=== What is being asked ===
Your job is to restate each entry word for word.

====== Dataset records

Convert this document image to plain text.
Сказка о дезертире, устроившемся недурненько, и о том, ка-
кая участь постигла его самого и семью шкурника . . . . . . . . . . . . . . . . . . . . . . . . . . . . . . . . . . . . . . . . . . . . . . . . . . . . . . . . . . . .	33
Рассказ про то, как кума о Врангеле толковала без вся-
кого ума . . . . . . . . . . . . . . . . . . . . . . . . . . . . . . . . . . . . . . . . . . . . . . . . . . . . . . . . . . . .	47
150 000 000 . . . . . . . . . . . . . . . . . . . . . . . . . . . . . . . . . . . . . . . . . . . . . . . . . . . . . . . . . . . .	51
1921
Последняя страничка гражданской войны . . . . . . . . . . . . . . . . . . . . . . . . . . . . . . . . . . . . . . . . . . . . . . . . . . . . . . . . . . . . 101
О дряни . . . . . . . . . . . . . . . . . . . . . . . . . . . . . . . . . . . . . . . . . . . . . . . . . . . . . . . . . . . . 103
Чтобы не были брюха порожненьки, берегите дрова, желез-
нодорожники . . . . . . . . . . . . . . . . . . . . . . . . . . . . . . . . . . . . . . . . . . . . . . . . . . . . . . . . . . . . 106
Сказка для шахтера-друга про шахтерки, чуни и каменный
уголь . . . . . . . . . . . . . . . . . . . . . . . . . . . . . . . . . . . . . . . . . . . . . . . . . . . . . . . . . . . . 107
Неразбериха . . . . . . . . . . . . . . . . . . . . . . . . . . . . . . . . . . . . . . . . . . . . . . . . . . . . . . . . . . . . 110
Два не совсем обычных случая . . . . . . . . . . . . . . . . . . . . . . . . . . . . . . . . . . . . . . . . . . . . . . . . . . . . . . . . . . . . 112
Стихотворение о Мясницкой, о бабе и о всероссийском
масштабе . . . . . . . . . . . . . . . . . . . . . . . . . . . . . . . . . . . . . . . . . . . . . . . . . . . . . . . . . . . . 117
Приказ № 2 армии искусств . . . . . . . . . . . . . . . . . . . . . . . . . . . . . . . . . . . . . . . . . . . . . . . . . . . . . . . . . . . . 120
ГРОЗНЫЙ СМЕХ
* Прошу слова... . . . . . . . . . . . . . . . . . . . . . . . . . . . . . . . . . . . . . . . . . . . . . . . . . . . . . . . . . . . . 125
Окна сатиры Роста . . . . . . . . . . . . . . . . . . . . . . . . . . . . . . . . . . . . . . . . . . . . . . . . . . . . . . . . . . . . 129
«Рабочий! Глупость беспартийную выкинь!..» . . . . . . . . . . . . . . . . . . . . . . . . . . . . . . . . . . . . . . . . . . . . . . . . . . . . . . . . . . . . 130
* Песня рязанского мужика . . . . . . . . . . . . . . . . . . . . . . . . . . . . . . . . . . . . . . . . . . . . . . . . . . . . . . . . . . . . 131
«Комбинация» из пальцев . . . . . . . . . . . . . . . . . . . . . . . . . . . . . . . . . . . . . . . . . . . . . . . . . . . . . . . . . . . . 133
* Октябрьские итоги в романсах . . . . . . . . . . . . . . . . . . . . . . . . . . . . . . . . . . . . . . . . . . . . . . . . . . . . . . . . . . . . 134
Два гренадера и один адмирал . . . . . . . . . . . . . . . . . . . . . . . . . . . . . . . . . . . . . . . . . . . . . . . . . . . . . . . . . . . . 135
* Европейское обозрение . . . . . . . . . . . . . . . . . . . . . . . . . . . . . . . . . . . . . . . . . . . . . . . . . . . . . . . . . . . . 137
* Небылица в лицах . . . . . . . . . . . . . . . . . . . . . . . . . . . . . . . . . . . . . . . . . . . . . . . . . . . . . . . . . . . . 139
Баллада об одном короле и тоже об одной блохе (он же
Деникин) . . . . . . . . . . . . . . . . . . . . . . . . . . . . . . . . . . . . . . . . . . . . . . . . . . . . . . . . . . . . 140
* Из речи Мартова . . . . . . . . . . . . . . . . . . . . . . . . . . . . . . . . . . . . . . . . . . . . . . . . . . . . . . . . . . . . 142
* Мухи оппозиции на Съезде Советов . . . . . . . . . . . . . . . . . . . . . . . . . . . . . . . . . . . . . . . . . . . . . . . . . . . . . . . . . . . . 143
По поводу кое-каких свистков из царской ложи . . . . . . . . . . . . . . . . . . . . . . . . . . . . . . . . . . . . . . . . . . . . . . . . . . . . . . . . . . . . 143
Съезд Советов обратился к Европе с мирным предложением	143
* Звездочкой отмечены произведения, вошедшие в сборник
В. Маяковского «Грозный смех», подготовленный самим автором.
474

============

=== The reply ===
Convert this document image to plain text.
Сказка о дезертире, устроившемся недурненько, и о том, ка-
кая участь постигла его самого и семью шкурника . . . . . . . . . . . . . . . . . . . . . . . . . . . . . . . . . . . . . . . . . . . . . . . . . . . . . . . . . . . .	33
Рассказ про то, как кума о Врангеле толковала без вся-
кого ума . . . . . . . . . . . . . . . . . . . . . . . . . . . . . . . . . . . . . . . . . . . . . . . . . . . . . . . . . . . .	47
150 000 000 . . . . . . . . . . . . . . . . . . . . . . . . . . . . . . . . . . . . . . . . . . . . . . . . . . . . . . . . . . . .	51
1921
Последняя страничка гражданской войны . . . . . . . . . . . . . . . . . . . . . . . . . . . . . . . . . . . . . . . . . . . . . . . . . . . . . . . . . . . . 101
О дряни . . . . . . . . . . . . . . . . . . . . . . . . . . . . . . . . . . . . . . . . . . . . . . . . . . . . . . . . . . . . 103
Чтобы не были брюха порожненьки, берегите дрова, желез-
нодорожники . . . . . . . . . . . . . . . . . . . . . . . . . . . . . . . . . . . . . . . . . . . . . . . . . . . . . . . . . . . . 106
Сказка для шахтера-друга про шахтерки, чуни и каменный
уголь . . . . . . . . . . . . . . . . . . . . . . . . . . . . . . . . . . . . . . . . . . . . . . . . . . . . . . . . . . . . 107
Неразбериха . . . . . . . . . . . . . . . . . . . . . . . . . . . . . . . . . . . . . . . . . . . . . . . . . . . . . . . . . . . . 110
Два не совсем обычных случая . . . . . . . . . . . . . . . . . . . . . . . . . . . . . . . . . . . . . . . . . . . . . . . . . . . . . . . . . . . . 112
Стихотворение о Мясницкой, о бабе и о всероссийском
масштабе . . . . . . . . . . . . . . . . . . . . . . . . . . . . . . . . . . . . . . . . . . . . . . . . . . . . . . . . . . . . 117
Приказ № 2 армии искусств . . . . . . . . . . . . . . . . . . . . . . . . . . . . . . . . . . . . . . . . . . . . . . . . . . . . . . . . . . . . 120
ГРОЗНЫЙ СМЕХ
* Прошу слова... . . . . . . . . . . . . . . . . . . . . . . . . . . . . . . . . . . . . . . . . . . . . . . . . . . . . . . . . . . . . 125
Окна сатиры Роста . . . . . . . . . . . . . . . . . . . . . . . . . . . . . . . . . . . . . . . . . . . . . . . . . . . . . . . . . . . . 129
«Рабочий! Глупость беспартийную выкинь!..» . . . . . . . . . . . . . . . . . . . . . . . . . . . . . . . . . . . . . . . . . . . . . . . . . . . . . . . . . . . . 130
* Песня рязанского мужика . . . . . . . . . . . . . . . . . . . . . . . . . . . . . . . . . . . . . . . . . . . . . . . . . . . . . . . . . . . . 131
«Комбинация» из пальцев . . . . . . . . . . . . . . . . . . . . . . . . . . . . . . . . . . . . . . . . . . . . . . . . . . . . . . . . . . . . 133
* Октябрьские итоги в романсах . . . . . . . . . . . . . . . . . . . . . . . . . . . . . . . . . . . . . . . . . . . . . . . . . . . . . . . . . . . . 134
Два гренадера и один адмирал . . . . . . . . . . . . . . . . . . . . . . . . . . . . . . . . . . . . . . . . . . . . . . . . . . . . . . . . . . . . 135
* Европейское обозрение . . . . . . . . . . . . . . . . . . . . . . . . . . . . . . . . . . . . . . . . . . . . . . . . . . . . . . . . . . . . 137
* Небылица в лицах . . . . . . . . . . . . . . . . . . . . . . . . . . . . . . . . . . . . . . . . . . . . . . . . . . . . . . . . . . . . 139
Баллада об одном короле и тоже об одной блохе (он же
Деникин) . . . . . . . . . . . . . . . . . . . . . . . . . . . . . . . . . . . . . . . . . . . . . . . . . . . . . . . . . . . . 140
* Из речи Мартова . . . . . . . . . . . . . . . . . . . . . . . . . . . . . . . . . . . . . . . . . . . . . . . . . . . . . . . . . . . . 142
* Мухи оппозиции на Съезде Советов . . . . . . . . . . . . . . . . . . . . . . . . . . . . . . . . . . . . . . . . . . . . . . . . . . . . . . . . . . . . 143
По поводу кое-каких свистков из царской ложи . . . . . . . . . . . . . . . . . . . . . . . . . . . . . . . . . . . . . . . . . . . . . . . . . . . . . . . . . . . . 143
Съезд Советов обратился к Европе с мирным предложением	143
* Звездочкой отмечены произведения, вошедшие в сборник
В. Маяковского «Грозный смех», подготовленный самим автором.
474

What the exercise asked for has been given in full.